**Task instructions**
Print out the entries below with no edits.

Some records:
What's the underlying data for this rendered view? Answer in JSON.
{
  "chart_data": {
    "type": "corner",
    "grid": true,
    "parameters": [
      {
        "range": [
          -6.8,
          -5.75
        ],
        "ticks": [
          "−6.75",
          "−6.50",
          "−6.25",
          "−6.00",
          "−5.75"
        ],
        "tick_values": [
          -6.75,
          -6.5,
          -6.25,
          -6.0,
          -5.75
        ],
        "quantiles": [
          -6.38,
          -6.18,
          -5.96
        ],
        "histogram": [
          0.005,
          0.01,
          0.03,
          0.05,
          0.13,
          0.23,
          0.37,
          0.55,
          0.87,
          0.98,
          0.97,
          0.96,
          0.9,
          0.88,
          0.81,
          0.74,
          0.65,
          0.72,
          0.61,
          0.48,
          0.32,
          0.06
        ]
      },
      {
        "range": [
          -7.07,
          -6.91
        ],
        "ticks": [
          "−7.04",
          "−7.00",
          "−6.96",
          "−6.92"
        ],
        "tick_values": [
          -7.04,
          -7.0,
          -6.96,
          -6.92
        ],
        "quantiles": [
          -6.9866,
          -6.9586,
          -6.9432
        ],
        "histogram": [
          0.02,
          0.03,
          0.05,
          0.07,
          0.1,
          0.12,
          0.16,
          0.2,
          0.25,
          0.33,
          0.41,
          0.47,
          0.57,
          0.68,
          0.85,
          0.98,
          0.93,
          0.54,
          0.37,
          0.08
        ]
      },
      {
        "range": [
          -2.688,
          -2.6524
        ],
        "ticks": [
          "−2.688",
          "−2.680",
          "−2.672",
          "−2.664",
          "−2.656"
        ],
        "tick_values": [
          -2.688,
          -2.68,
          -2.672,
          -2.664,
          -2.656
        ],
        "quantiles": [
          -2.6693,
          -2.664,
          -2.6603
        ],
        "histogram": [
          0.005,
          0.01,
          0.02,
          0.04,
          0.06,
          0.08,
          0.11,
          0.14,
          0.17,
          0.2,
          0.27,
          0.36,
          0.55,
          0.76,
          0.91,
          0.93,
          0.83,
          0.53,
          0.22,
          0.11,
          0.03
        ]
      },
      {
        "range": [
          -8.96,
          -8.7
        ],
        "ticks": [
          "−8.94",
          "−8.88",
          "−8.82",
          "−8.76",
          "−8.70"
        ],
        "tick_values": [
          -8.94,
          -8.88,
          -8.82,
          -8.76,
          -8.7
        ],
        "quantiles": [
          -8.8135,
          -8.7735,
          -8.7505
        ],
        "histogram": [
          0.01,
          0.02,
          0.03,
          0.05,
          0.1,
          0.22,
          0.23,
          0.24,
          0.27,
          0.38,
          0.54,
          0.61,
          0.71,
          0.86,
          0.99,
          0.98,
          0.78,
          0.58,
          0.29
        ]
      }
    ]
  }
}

**Result of the exercise**
What's the underlying data for this rendered view? Answer in JSON.
{
  "chart_data": {
    "type": "corner",
    "grid": true,
    "parameters": [
      {
        "range": [
          -6.8,
          -5.75
        ],
        "ticks": [
          "−6.75",
          "−6.50",
          "−6.25",
          "−6.00",
          "−5.75"
        ],
        "tick_values": [
          -6.75,
          -6.5,
          -6.25,
          -6.0,
          -5.75
        ],
        "quantiles": [
          -6.38,
          -6.18,
          -5.96
        ],
        "histogram": [
          0.005,
          0.01,
          0.03,
          0.05,
          0.13,
          0.23,
          0.37,
          0.55,
          0.87,
          0.98,
          0.97,
          0.96,
          0.9,
          0.88,
          0.81,
          0.74,
          0.65,
          0.72,
          0.61,
          0.48,
          0.32,
          0.06
        ]
      },
      {
        "range": [
          -7.07,
          -6.91
        ],
        "ticks": [
          "−7.04",
          "−7.00",
          "−6.96",
          "−6.92"
        ],
        "tick_values": [
          -7.04,
          -7.0,
          -6.96,
          -6.92
        ],
        "quantiles": [
          -6.9866,
          -6.9586,
          -6.9432
        ],
        "histogram": [
          0.02,
          0.03,
          0.05,
          0.07,
          0.1,
          0.12,
          0.16,
          0.2,
          0.25,
          0.33,
          0.41,
          0.47,
          0.57,
          0.68,
          0.85,
          0.98,
          0.93,
          0.54,
          0.37,
          0.08
        ]
      },
      {
        "range": [
          -2.688,
          -2.6524
        ],
        "ticks": [
          "−2.688",
          "−2.680",
          "−2.672",
          "−2.664",
          "−2.656"
        ],
        "tick_values": [
          -2.688,
          -2.68,
          -2.672,
          -2.664,
          -2.656
        ],
        "quantiles": [
          -2.6693,
          -2.664,
          -2.6603
        ],
        "histogram": [
          0.005,
          0.01,
          0.02,
          0.04,
          0.06,
          0.08,
          0.11,
          0.14,
          0.17,
          0.2,
          0.27,
          0.36,
          0.55,
          0.76,
          0.91,
          0.93,
          0.83,
          0.53,
          0.22,
          0.11,
          0.03
        ]
      },
      {
        "range": [
          -8.96,
          -8.7
        ],
        "ticks": [
          "−8.94",
          "−8.88",
          "−8.82",
          "−8.76",
          "−8.70"
        ],
        "tick_values": [
          -8.94,
          -8.88,
          -8.82,
          -8.76,
          -8.7
        ],
        "quantiles": [
          -8.8135,
          -8.7735,
          -8.7505
        ],
        "histogram": [
          0.01,
          0.02,
          0.03,
          0.05,
          0.1,
          0.22,
          0.23,
          0.24,
          0.27,
          0.38,
          0.54,
          0.61,
          0.71,
          0.86,
          0.99,
          0.98,
          0.78,
          0.58,
          0.29
        ]
      }
    ]
  }
}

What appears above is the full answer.